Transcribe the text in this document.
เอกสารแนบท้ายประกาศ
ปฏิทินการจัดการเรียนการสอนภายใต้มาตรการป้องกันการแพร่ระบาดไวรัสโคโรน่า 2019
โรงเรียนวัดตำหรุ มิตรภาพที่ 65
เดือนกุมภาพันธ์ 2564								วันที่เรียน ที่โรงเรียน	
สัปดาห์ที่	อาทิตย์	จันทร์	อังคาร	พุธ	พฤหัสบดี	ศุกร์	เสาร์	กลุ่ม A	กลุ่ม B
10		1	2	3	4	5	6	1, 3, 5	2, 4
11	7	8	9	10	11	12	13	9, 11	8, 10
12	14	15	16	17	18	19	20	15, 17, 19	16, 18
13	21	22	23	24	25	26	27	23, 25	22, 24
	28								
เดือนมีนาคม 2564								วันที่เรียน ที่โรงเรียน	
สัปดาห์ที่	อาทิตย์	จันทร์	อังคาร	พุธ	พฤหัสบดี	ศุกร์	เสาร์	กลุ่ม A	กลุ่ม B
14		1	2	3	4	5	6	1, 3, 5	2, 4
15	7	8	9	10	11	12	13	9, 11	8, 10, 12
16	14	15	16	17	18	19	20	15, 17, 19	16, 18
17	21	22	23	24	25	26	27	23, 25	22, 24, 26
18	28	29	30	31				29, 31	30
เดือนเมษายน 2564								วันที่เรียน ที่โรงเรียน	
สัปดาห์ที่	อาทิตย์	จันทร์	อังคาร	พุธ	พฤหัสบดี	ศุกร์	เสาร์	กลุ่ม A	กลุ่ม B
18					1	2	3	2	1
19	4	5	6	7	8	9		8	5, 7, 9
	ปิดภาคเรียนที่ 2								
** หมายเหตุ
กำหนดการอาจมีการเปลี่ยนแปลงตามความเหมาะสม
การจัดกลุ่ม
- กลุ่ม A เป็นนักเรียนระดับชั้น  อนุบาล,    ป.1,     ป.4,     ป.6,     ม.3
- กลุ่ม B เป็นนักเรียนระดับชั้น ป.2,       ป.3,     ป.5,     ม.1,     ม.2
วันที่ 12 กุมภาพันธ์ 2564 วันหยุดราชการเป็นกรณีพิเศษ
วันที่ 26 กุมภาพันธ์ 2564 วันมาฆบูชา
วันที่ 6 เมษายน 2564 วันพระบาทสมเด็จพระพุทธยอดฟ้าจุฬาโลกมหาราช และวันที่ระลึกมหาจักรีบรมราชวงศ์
******
### EXERCISE REQUIREMENTS
Write out the whole listing again, exactly as it stands.

### FINISHED TASK
Transcribe the text in this document.
เอกสารแนบท้ายประกาศ
ปฏิทินการจัดการเรียนการสอนภายใต้มาตรการป้องกันการแพร่ระบาดไวรัสโคโรน่า 2019
โรงเรียนวัดตำหรุ มิตรภาพที่ 65
เดือนกุมภาพันธ์ 2564								วันที่เรียน ที่โรงเรียน	
สัปดาห์ที่	อาทิตย์	จันทร์	อังคาร	พุธ	พฤหัสบดี	ศุกร์	เสาร์	กลุ่ม A	กลุ่ม B
10		1	2	3	4	5	6	1, 3, 5	2, 4
11	7	8	9	10	11	12	13	9, 11	8, 10
12	14	15	16	17	18	19	20	15, 17, 19	16, 18
13	21	22	23	24	25	26	27	23, 25	22, 24
	28								
เดือนมีนาคม 2564								วันที่เรียน ที่โรงเรียน	
สัปดาห์ที่	อาทิตย์	จันทร์	อังคาร	พุธ	พฤหัสบดี	ศุกร์	เสาร์	กลุ่ม A	กลุ่ม B
14		1	2	3	4	5	6	1, 3, 5	2, 4
15	7	8	9	10	11	12	13	9, 11	8, 10, 12
16	14	15	16	17	18	19	20	15, 17, 19	16, 18
17	21	22	23	24	25	26	27	23, 25	22, 24, 26
18	28	29	30	31				29, 31	30
เดือนเมษายน 2564								วันที่เรียน ที่โรงเรียน	
สัปดาห์ที่	อาทิตย์	จันทร์	อังคาร	พุธ	พฤหัสบดี	ศุกร์	เสาร์	กลุ่ม A	กลุ่ม B
18					1	2	3	2	1
19	4	5	6	7	8	9		8	5, 7, 9
	ปิดภาคเรียนที่ 2								
** หมายเหตุ
กำหนดการอาจมีการเปลี่ยนแปลงตามความเหมาะสม
การจัดกลุ่ม
- กลุ่ม A เป็นนักเรียนระดับชั้น  อนุบาล,    ป.1,     ป.4,     ป.6,     ม.3
- กลุ่ม B เป็นนักเรียนระดับชั้น ป.2,       ป.3,     ป.5,     ม.1,     ม.2
วันที่ 12 กุมภาพันธ์ 2564 วันหยุดราชการเป็นกรณีพิเศษ
วันที่ 26 กุมภาพันธ์ 2564 วันมาฆบูชา
วันที่ 6 เมษายน 2564 วันพระบาทสมเด็จพระพุทธยอดฟ้าจุฬาโลกมหาราช และวันที่ระลึกมหาจักรีบรมราชวงศ์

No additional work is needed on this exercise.